** start of Material provided **
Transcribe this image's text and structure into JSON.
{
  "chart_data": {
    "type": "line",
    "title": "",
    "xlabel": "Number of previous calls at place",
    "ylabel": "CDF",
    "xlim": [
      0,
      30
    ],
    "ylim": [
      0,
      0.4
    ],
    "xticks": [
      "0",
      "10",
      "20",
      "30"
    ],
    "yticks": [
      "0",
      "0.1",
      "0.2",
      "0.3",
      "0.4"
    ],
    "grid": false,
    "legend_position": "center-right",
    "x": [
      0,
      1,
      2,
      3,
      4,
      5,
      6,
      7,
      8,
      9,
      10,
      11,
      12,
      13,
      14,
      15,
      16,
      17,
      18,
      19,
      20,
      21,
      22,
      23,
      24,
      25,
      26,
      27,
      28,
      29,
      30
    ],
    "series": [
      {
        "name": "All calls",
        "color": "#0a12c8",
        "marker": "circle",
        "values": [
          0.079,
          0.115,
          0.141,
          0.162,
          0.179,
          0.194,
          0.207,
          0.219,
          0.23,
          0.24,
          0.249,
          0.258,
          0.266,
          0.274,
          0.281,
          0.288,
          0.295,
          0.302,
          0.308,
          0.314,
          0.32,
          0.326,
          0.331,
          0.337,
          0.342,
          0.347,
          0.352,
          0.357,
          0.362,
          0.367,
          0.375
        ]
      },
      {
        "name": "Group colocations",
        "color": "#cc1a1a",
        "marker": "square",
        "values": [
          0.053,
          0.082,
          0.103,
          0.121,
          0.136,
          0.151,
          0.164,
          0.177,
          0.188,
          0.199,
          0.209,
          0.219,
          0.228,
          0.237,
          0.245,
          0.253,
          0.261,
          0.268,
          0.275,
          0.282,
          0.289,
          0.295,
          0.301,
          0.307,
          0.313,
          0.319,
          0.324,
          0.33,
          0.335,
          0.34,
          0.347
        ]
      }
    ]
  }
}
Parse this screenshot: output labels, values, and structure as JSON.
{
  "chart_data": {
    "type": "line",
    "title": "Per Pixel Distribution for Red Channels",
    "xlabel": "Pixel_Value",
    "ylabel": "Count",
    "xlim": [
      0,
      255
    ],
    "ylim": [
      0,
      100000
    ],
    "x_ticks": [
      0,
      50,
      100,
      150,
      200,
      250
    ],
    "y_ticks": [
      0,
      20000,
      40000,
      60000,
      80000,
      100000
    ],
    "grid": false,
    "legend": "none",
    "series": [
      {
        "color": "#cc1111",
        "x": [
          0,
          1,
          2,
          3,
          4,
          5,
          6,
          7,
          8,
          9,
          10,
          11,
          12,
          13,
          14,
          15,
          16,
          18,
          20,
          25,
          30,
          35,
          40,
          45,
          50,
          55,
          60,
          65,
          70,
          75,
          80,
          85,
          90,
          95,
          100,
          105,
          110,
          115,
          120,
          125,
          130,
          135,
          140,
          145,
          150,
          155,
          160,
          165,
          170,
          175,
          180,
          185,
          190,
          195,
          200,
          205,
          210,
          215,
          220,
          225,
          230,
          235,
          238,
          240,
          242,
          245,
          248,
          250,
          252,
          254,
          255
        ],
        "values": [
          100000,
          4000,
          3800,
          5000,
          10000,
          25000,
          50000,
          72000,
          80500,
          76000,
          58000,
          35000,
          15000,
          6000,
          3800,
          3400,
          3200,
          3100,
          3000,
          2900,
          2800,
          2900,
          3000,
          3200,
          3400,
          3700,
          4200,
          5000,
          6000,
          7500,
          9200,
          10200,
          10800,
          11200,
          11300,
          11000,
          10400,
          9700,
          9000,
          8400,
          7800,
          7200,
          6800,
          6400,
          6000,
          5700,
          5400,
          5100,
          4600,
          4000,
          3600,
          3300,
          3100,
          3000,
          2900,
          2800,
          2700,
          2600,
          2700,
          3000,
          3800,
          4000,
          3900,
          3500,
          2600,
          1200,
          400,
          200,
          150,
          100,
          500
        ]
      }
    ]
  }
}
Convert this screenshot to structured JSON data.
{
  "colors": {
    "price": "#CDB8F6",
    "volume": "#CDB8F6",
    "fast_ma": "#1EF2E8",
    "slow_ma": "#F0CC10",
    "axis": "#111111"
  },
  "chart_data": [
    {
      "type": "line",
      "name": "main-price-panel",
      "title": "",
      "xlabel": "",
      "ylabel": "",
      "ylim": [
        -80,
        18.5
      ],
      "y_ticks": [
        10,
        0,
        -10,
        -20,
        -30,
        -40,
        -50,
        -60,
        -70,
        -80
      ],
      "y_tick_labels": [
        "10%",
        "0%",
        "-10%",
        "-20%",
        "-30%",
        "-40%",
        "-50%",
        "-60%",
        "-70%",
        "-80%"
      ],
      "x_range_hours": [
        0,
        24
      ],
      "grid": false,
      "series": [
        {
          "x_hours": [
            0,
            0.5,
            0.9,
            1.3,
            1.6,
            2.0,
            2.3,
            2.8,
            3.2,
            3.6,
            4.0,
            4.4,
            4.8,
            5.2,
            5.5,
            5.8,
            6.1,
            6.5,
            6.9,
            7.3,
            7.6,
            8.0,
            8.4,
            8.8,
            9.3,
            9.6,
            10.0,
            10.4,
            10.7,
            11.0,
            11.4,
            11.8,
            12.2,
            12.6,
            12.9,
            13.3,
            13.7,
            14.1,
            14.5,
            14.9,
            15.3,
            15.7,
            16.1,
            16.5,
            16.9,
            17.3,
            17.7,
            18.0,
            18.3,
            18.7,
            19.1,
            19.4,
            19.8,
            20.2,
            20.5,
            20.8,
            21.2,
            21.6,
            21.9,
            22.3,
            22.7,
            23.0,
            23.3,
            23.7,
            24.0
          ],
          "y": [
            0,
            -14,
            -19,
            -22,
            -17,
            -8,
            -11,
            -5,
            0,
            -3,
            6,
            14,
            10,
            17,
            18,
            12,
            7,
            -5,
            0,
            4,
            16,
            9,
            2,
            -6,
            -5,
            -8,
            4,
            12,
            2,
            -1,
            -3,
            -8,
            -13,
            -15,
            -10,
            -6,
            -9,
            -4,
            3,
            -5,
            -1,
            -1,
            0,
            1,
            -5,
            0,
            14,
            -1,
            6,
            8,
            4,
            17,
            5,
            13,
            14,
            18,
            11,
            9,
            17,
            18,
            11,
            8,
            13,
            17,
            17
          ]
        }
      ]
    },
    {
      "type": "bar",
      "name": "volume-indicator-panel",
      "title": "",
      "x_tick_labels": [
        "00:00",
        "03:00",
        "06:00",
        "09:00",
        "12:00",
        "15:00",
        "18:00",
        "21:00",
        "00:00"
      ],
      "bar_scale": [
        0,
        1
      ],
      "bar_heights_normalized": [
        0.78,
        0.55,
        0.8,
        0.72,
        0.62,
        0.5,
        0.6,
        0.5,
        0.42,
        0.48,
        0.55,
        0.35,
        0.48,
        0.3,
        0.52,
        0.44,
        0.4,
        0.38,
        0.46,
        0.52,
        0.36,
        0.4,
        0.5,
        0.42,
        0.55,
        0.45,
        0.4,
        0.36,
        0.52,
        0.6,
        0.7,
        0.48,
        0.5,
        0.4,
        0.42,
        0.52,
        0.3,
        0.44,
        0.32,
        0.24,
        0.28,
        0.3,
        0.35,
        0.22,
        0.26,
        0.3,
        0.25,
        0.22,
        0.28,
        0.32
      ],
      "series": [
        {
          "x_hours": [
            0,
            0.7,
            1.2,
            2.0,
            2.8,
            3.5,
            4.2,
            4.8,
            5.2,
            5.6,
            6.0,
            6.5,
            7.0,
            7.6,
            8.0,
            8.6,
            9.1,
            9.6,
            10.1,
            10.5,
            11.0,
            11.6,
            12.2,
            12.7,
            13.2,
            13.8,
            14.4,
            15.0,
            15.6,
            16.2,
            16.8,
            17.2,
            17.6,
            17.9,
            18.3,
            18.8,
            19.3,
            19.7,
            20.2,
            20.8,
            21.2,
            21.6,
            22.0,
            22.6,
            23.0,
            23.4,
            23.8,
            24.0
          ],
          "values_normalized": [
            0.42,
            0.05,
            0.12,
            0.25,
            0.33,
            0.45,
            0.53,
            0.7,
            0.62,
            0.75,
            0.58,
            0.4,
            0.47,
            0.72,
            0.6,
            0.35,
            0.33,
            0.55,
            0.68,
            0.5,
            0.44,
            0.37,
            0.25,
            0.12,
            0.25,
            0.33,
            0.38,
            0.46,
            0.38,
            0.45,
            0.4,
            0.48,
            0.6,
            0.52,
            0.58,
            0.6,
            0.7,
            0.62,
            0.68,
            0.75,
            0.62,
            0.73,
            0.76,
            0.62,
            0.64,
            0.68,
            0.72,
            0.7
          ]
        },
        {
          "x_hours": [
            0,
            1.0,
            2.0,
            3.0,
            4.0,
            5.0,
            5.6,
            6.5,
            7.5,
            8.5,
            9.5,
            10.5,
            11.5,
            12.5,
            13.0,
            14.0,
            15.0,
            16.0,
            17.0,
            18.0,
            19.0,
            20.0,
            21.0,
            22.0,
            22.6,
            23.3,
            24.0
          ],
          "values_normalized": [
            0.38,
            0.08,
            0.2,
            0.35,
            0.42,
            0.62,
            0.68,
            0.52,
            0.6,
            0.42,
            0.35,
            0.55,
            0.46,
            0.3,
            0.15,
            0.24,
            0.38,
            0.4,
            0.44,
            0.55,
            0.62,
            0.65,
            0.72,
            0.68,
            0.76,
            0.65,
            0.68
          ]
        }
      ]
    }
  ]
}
** end of Material provided **
> _To be done_: Pick out and copy the lines of the entries that hold the string "JSON".

> _Solution below_:
Transcribe this image's text and structure into JSON.
Parse this screenshot: output labels, values, and structure as JSON.
Convert this screenshot to structured JSON data.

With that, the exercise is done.